» **Exercise brief**
From the listing below, extract each entry exactly as written, minus the images.

>> Start Entries provided

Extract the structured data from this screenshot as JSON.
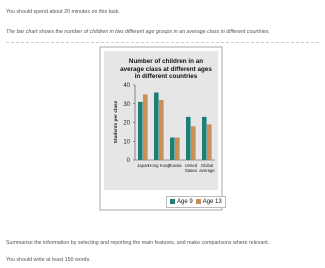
{
  "task": {
    "instruction": "You should spend about 20 minutes on this task.",
    "description": "The bar chart shows the number of children in two different age groups in an average class in different countries.",
    "prompt": "Summarise the information by selecting and reporting the main features, and make comparisons where relevant.",
    "word_limit": "You should write at least 150 words."
  },
  "chart_data": {
    "type": "bar",
    "title": "Number of children in an average class at different ages in different countries",
    "y_label": "Students per class",
    "categories": [
      "Japan",
      "Hong Kong",
      "Russia",
      "United States",
      "Global average"
    ],
    "series": [
      {
        "name": "Age 9",
        "color": "#1f7f72",
        "values": [
          31,
          36,
          12,
          23,
          23
        ]
      },
      {
        "name": "Age 13",
        "color": "#c98f58",
        "values": [
          35,
          32,
          12,
          18,
          19
        ]
      }
    ],
    "ylim": [
      0,
      40
    ],
    "yticks": [
      0,
      10,
      20,
      30,
      40
    ],
    "grid": false,
    "legend": "bottom"
  }
}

>> End Entries provided

» **Response to this task**
Extract the structured data from this screenshot as JSON.
{
  "task": {
    "instruction": "You should spend about 20 minutes on this task.",
    "description": "The bar chart shows the number of children in two different age groups in an average class in different countries.",
    "prompt": "Summarise the information by selecting and reporting the main features, and make comparisons where relevant.",
    "word_limit": "You should write at least 150 words."
  },
  "chart_data": {
    "type": "bar",
    "title": "Number of children in an average class at different ages in different countries",
    "y_label": "Students per class",
    "categories": [
      "Japan",
      "Hong Kong",
      "Russia",
      "United States",
      "Global average"
    ],
    "series": [
      {
        "name": "Age 9",
        "color": "#1f7f72",
        "values": [
          31,
          36,
          12,
          23,
          23
        ]
      },
      {
        "name": "Age 13",
        "color": "#c98f58",
        "values": [
          35,
          32,
          12,
          18,
          19
        ]
      }
    ],
    "ylim": [
      0,
      40
    ],
    "yticks": [
      0,
      10,
      20,
      30,
      40
    ],
    "grid": false,
    "legend": "bottom"
  }
}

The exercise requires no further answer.